◆ What to do: Take every line where the string "name" appears and copy it.

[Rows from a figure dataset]
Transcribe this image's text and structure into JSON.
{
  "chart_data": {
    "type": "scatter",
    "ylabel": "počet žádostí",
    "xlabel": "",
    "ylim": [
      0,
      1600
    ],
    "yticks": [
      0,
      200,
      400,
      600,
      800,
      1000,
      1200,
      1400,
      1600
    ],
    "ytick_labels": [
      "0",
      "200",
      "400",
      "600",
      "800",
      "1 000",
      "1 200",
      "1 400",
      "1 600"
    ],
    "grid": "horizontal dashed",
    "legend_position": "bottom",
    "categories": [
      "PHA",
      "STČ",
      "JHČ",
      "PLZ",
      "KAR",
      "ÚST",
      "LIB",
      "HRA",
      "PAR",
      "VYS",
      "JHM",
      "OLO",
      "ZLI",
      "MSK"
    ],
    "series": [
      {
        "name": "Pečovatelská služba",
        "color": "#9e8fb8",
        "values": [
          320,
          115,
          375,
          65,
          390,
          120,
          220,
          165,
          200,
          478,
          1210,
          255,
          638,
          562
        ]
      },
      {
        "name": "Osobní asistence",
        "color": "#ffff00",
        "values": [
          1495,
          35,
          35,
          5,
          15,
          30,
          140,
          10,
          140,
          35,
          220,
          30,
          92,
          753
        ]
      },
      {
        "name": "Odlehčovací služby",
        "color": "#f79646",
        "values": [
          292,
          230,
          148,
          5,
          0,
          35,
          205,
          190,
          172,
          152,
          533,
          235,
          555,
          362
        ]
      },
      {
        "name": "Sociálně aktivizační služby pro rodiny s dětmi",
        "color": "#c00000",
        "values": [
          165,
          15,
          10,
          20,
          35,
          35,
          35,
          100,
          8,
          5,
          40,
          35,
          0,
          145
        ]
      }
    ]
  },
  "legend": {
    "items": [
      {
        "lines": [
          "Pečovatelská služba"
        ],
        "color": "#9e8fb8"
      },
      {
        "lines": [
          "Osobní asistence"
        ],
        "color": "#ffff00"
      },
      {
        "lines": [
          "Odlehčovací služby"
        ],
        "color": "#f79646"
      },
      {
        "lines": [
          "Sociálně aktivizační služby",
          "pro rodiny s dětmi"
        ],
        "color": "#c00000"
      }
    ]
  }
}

◆ Reply:
        "name": "Pečovatelská služba",
        "name": "Osobní asistence",
        "name": "Odlehčovací služby",
        "name": "Sociálně aktivizační služby pro rodiny s dětmi",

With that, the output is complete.